● **EXERCISE DIRECTIONS**: Whenever the string "JSON" appears in a line below, please copy the line out.

● **Figure collection entries**:
--------

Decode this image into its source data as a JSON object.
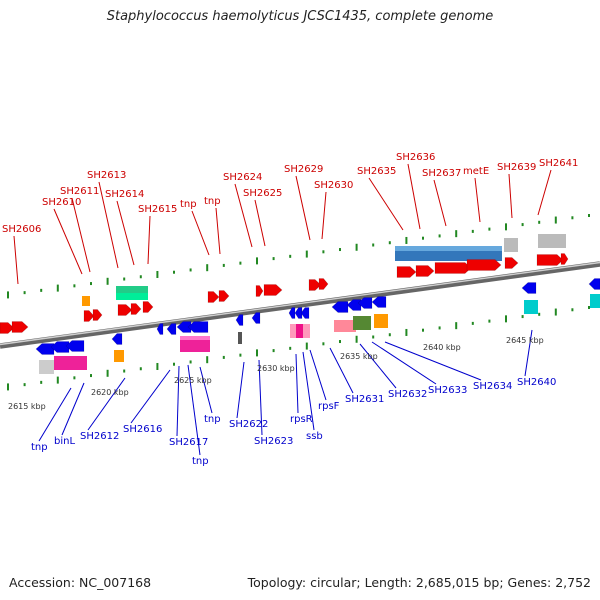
{
  "title": "Staphylococcus haemolyticus JCSC1435, complete genome",
  "footer": {
    "accession": "Accession: NC_007168",
    "summary": "Topology: circular; Length: 2,685,015 bp; Genes: 2,752"
  },
  "colors": {
    "top_label": "#cc0000",
    "bottom_label": "#0000cc",
    "forward_gene": "#ee0000",
    "reverse_gene": "#0000ee",
    "track_tick": "#228822",
    "axis": "#777777"
  },
  "kbp_labels": [
    "2615 kbp",
    "2620 kbp",
    "2625 kbp",
    "2630 kbp",
    "2635 kbp",
    "2640 kbp",
    "2645 kbp"
  ],
  "top_labels": [
    "SH2606",
    "SH2610",
    "SH2611",
    "SH2613",
    "SH2614",
    "SH2615",
    "tnp",
    "tnp",
    "SH2624",
    "SH2625",
    "SH2629",
    "SH2630",
    "SH2635",
    "SH2636",
    "SH2637",
    "metE",
    "SH2639",
    "SH2641"
  ],
  "bottom_labels": [
    "tnp",
    "binL",
    "SH2612",
    "SH2616",
    "SH2617",
    "tnp",
    "tnp",
    "SH2622",
    "SH2623",
    "rpsR",
    "ssb",
    "rpsF",
    "SH2631",
    "SH2632",
    "SH2633",
    "SH2634",
    "SH2640"
  ]
}
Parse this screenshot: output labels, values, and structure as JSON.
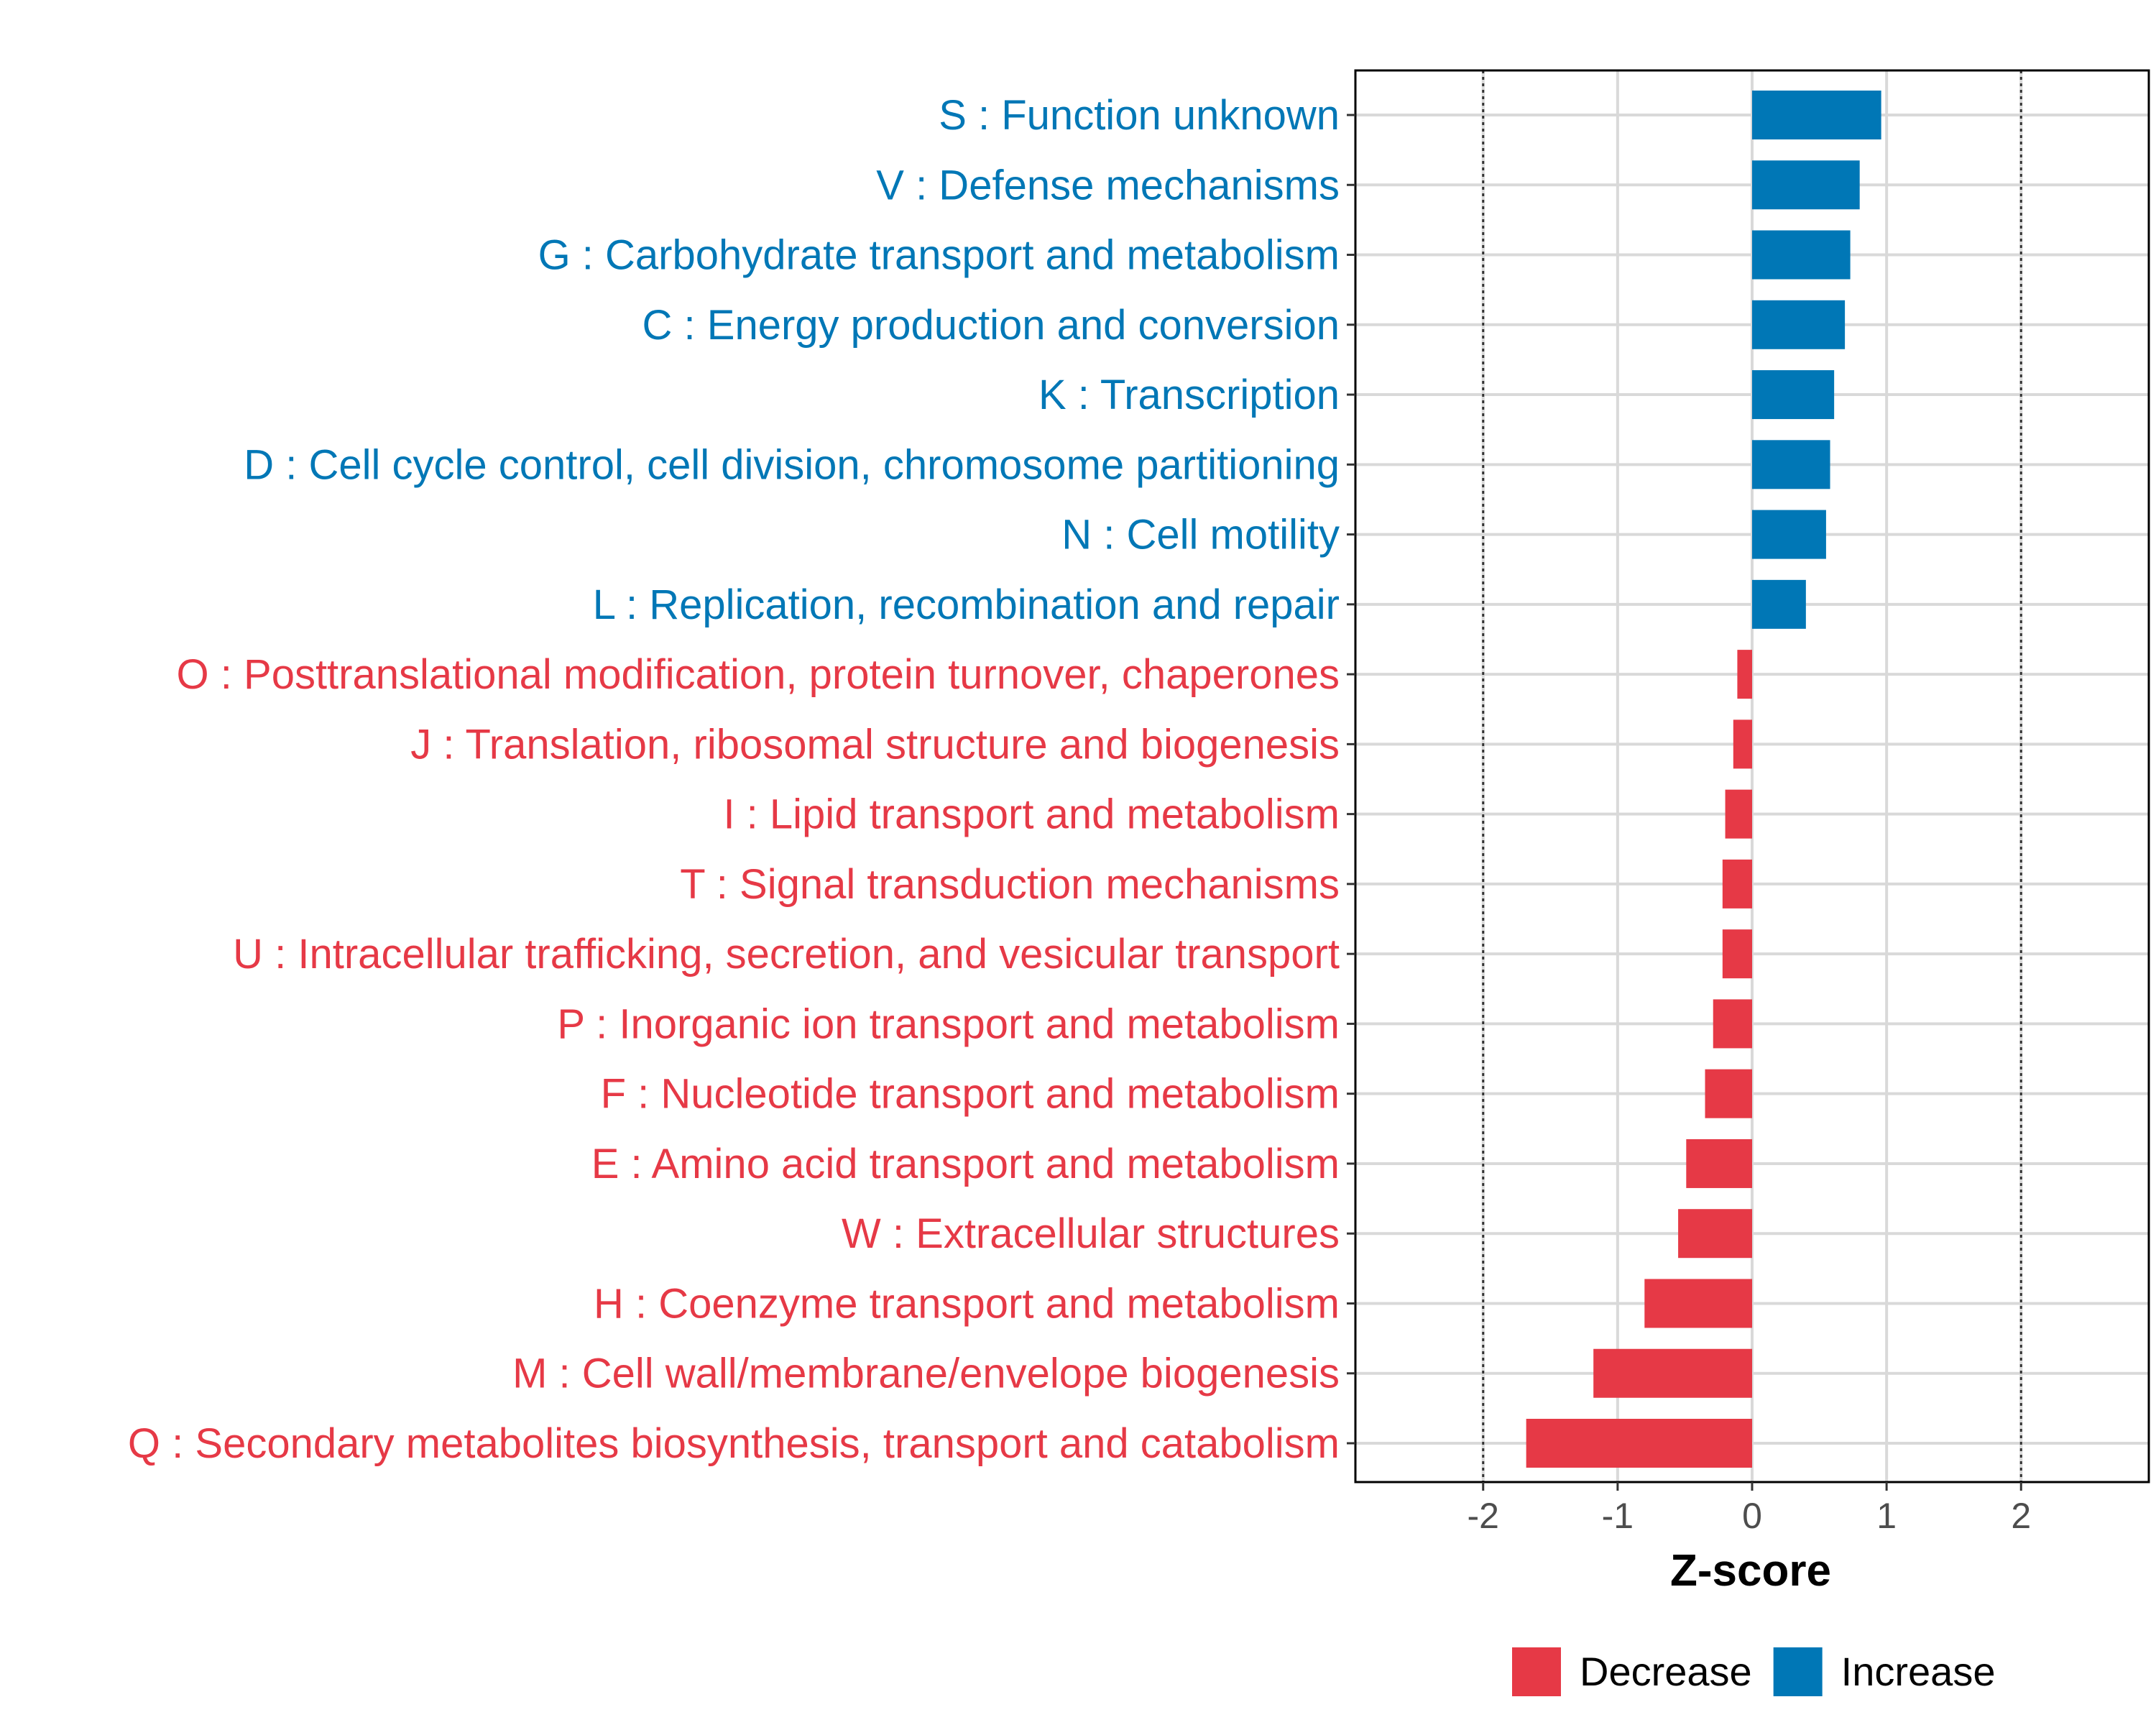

--------

● **TASK RESULT**:
Decode this image into its source data as a JSON object.
Parse this screenshot: output labels, values, and structure as JSON.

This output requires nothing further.